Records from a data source
-=-=-
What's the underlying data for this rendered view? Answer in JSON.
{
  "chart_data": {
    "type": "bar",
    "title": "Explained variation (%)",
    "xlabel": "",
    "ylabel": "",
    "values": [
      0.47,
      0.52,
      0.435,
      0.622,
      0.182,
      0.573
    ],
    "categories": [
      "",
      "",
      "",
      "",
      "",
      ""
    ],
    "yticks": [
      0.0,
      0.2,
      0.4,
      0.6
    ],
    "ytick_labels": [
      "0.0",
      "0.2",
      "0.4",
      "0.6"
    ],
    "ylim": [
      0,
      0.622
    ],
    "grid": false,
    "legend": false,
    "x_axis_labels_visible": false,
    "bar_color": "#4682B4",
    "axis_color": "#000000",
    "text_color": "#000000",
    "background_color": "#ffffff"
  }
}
-=-=-
Given request:
Repeat every record exactly as written, please.

Answer below:
What's the underlying data for this rendered view? Answer in JSON.
{
  "chart_data": {
    "type": "bar",
    "title": "Explained variation (%)",
    "xlabel": "",
    "ylabel": "",
    "values": [
      0.47,
      0.52,
      0.435,
      0.622,
      0.182,
      0.573
    ],
    "categories": [
      "",
      "",
      "",
      "",
      "",
      ""
    ],
    "yticks": [
      0.0,
      0.2,
      0.4,
      0.6
    ],
    "ytick_labels": [
      "0.0",
      "0.2",
      "0.4",
      "0.6"
    ],
    "ylim": [
      0,
      0.622
    ],
    "grid": false,
    "legend": false,
    "x_axis_labels_visible": false,
    "bar_color": "#4682B4",
    "axis_color": "#000000",
    "text_color": "#000000",
    "background_color": "#ffffff"
  }
}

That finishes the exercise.